Instruction:
Reproduce every one of the items below, substituting "drive unit" for each occurrence of "motor device" and leaving all other text unchanged.

==================================================

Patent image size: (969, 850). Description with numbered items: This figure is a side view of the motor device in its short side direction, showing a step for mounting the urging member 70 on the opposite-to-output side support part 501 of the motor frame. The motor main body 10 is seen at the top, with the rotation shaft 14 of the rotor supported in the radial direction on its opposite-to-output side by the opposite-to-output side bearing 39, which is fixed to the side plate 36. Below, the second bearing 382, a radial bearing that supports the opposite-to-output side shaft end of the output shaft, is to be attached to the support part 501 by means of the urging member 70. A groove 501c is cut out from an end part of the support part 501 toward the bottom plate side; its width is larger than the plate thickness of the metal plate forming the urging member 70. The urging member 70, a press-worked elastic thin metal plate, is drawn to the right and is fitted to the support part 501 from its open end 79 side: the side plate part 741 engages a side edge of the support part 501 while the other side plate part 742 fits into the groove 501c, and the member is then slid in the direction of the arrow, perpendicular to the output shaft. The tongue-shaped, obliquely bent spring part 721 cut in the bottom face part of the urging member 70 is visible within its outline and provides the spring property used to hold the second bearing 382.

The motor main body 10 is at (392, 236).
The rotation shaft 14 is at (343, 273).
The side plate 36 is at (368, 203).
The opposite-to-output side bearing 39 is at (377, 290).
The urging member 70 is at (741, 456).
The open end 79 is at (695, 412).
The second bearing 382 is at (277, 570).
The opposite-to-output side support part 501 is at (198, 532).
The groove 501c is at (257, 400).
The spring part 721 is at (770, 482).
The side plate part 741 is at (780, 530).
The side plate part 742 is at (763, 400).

==================================================

Solution:
Patent image size: (969, 850). Description with numbered items: This figure is a side view of the drive unit in its short side direction, showing a step for mounting the urging member 70 on the opposite-to-output side support part 501 of the motor frame. The motor main body 10 is seen at the top, with the rotation shaft 14 of the rotor supported in the radial direction on its opposite-to-output side by the opposite-to-output side bearing 39, which is fixed to the side plate 36. Below, the second bearing 382, a radial bearing that supports the opposite-to-output side shaft end of the output shaft, is to be attached to the support part 501 by means of the urging member 70. A groove 501c is cut out from an end part of the support part 501 toward the bottom plate side; its width is larger than the plate thickness of the metal plate forming the urging member 70. The urging member 70, a press-worked elastic thin metal plate, is drawn to the right and is fitted to the support part 501 from its open end 79 side: the side plate part 741 engages a side edge of the support part 501 while the other side plate part 742 fits into the groove 501c, and the member is then slid in the direction of the arrow, perpendicular to the output shaft. The tongue-shaped, obliquely bent spring part 721 cut in the bottom face part of the urging member 70 is visible within its outline and provides the spring property used to hold the second bearing 382.

The motor main body 10 is at (392, 236).
The rotation shaft 14 is at (343, 273).
The side plate 36 is at (368, 203).
The opposite-to-output side bearing 39 is at (377, 290).
The urging member 70 is at (741, 456).
The open end 79 is at (695, 412).
The second bearing 382 is at (277, 570).
The opposite-to-output side support part 501 is at (198, 532).
The groove 501c is at (257, 400).
The spring part 721 is at (770, 482).
The side plate part 741 is at (780, 530).
The side plate part 742 is at (763, 400).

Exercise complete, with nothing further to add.